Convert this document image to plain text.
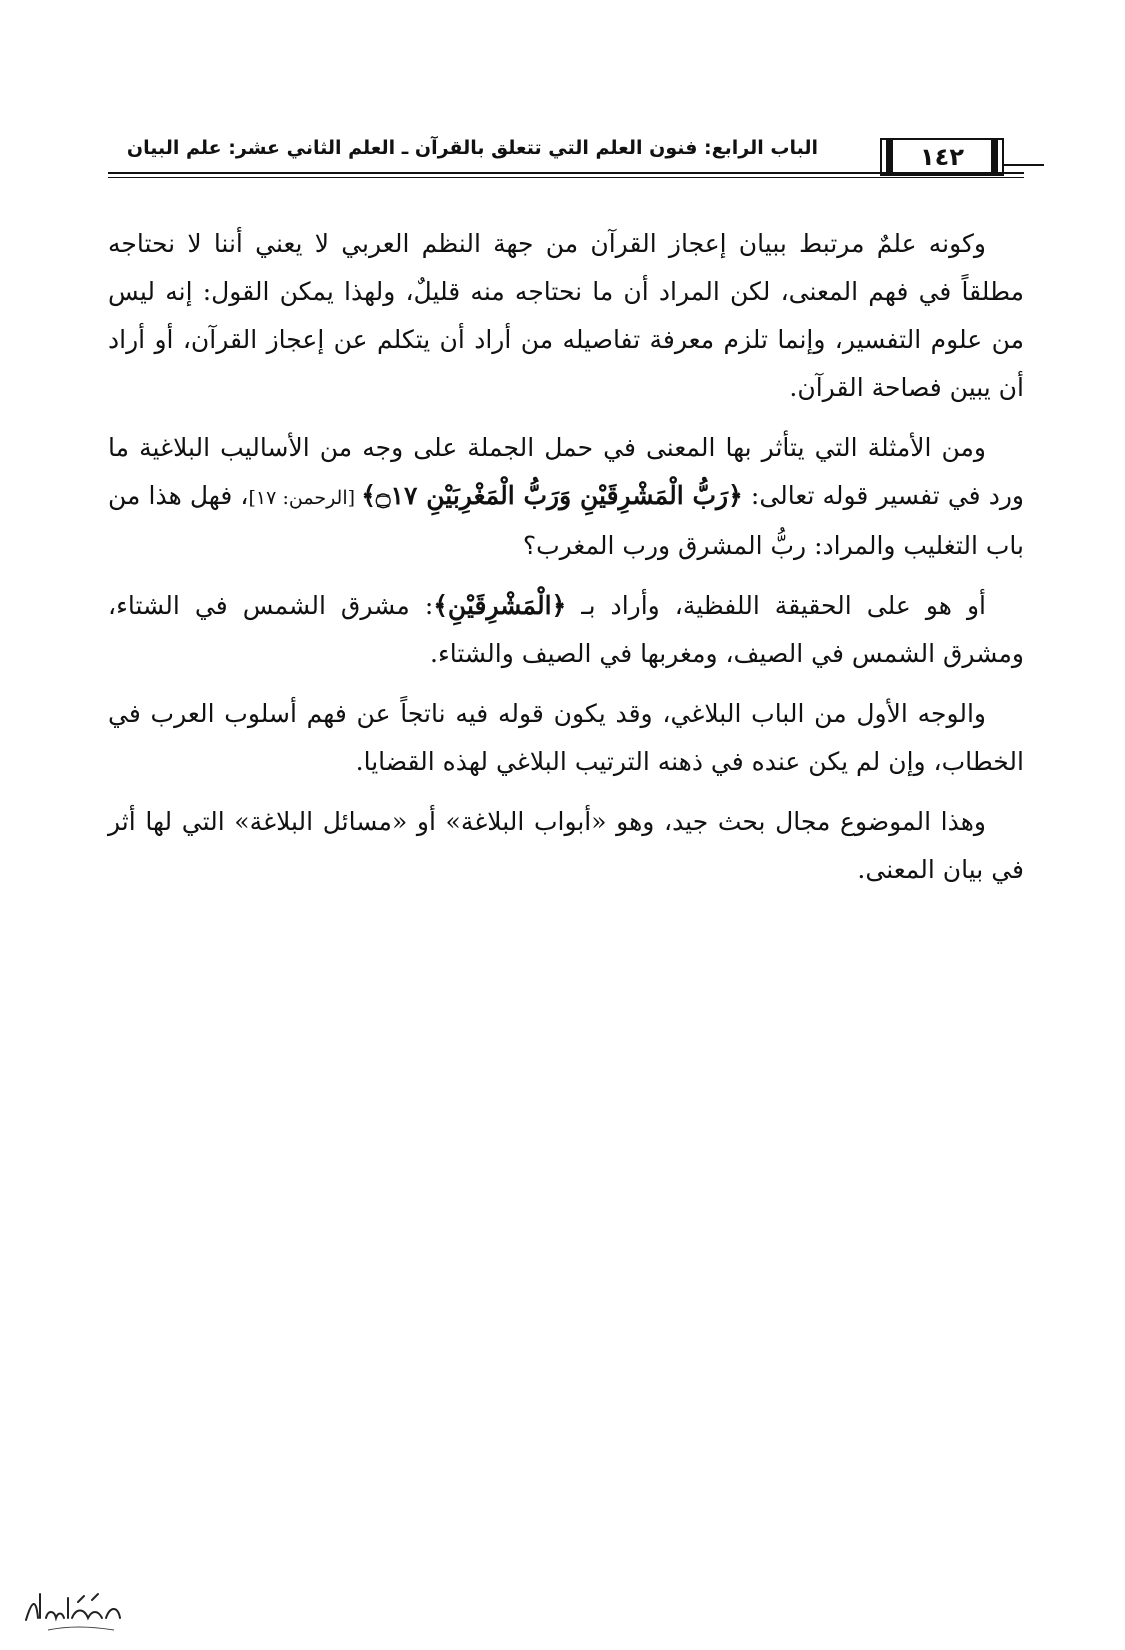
الباب الرابع: فنون العلم التي تتعلق بالقرآن ـ العلم الثاني عشر: علم البيان	١٤٢

وكونه علمٌ مرتبط ببيان إعجاز القرآن من جهة النظم العربي لا يعني أننا لا نحتاجه مطلقاً في فهم المعنى، لكن المراد أن ما نحتاجه منه قليلٌ، ولهذا يمكن القول: إنه ليس من علوم التفسير، وإنما تلزم معرفة تفاصيله من أراد أن يتكلم عن إعجاز القرآن، أو أراد أن يبين فصاحة القرآن.

ومن الأمثلة التي يتأثر بها المعنى في حمل الجملة على وجه من الأساليب البلاغية ما ورد في تفسير قوله تعالى: ﴿رَبُّ الْمَشْرِقَيْنِ وَرَبُّ الْمَغْرِبَيْنِ ۝١٧﴾ [الرحمن: ١٧]، فهل هذا من باب التغليب والمراد: ربُّ المشرق ورب المغرب؟

أو هو على الحقيقة اللفظية، وأراد بـ ﴿الْمَشْرِقَيْنِ﴾: مشرق الشمس في الشتاء، ومشرق الشمس في الصيف، ومغربها في الصيف والشتاء.

والوجه الأول من الباب البلاغي، وقد يكون قوله فيه ناتجاً عن فهم أسلوب العرب في الخطاب، وإن لم يكن عنده في ذهنه الترتيب البلاغي لهذه القضايا.

وهذا الموضوع مجال بحث جيد، وهو «أبواب البلاغة» أو «مسائل البلاغة» التي لها أثر في بيان المعنى.
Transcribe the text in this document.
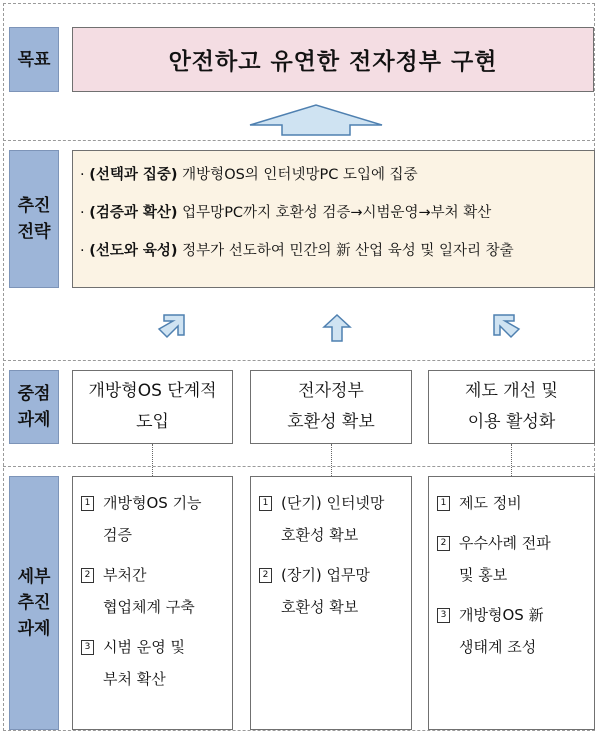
목표
추진
전략
중점
과제
세부
추진
과제
안전하고 유연한 전자정부 구현
· (선택과 집중) 개방형OS의 인터넷망PC 도입에 집중
· (검증과 확산) 업무망PC까지 호환성 검증→시범운영→부처 확산
· (선도와 육성) 정부가 선도하여 민간의 新 산업 육성 및 일자리 창출
개방형OS 단계적
도입
전자정부
호환성 확보
제도 개선 및
이용 활성화
1 개방형OS 기능
검증
2 부처간
협업체계 구축
3 시범 운영 및
부처 확산
1 (단기) 인터넷망
호환성 확보
2 (장기) 업무망
호환성 확보
1 제도 정비
2 우수사례 전파
및 홍보
3 개방형OS 新
생태계 조성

────

A number is the only answer here: how many lines of the material above contain "this"?

◆ RESPONSE TO THE TASK ◆
2